EXERCISE: Keep only those lines of the records that include the string "normal".

Rows from a figure dataset:
Begin

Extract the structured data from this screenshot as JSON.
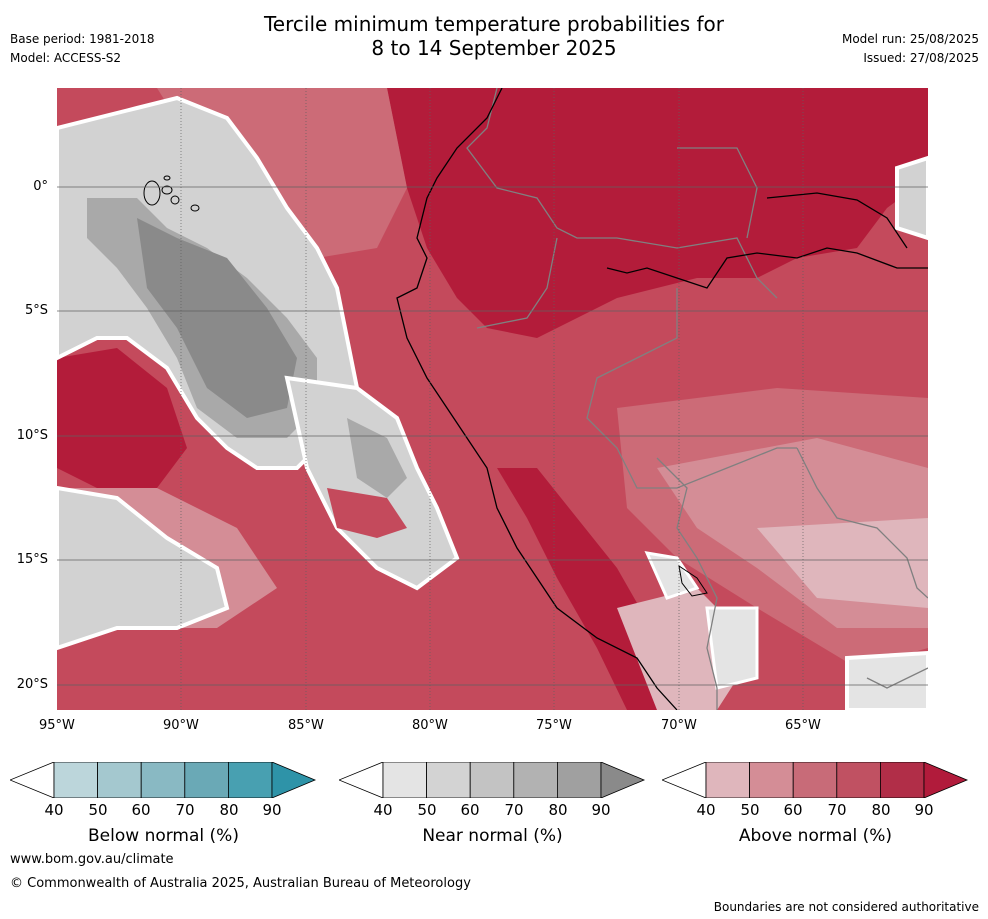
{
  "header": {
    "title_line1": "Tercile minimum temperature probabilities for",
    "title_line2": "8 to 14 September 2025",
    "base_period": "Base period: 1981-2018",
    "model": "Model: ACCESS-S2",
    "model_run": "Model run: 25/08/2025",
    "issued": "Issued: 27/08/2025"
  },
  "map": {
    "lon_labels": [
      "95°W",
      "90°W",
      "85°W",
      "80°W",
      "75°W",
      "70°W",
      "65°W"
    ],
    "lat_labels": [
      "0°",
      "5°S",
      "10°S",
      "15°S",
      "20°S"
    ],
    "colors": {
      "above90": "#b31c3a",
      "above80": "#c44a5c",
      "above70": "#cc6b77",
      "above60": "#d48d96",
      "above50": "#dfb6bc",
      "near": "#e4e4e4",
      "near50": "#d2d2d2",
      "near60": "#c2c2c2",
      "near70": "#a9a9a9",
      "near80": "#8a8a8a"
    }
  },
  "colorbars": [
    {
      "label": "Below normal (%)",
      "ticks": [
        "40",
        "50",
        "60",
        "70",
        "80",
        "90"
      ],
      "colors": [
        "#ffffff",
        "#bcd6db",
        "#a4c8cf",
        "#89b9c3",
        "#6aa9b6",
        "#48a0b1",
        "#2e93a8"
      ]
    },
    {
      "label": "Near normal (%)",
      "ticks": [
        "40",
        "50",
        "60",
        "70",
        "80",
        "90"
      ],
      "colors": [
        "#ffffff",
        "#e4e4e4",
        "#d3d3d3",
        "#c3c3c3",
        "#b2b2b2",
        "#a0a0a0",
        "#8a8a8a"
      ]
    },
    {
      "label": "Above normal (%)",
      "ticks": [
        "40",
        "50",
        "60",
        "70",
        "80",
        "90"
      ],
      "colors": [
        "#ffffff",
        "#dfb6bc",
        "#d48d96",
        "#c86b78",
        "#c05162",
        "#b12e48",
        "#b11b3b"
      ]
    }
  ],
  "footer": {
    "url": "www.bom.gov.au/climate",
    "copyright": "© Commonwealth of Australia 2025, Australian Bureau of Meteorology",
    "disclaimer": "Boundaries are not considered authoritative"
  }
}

End

SOLUTION TO THIS TASK:
      "label": "Below normal (%)",
      "label": "Near normal (%)",
      "label": "Above normal (%)",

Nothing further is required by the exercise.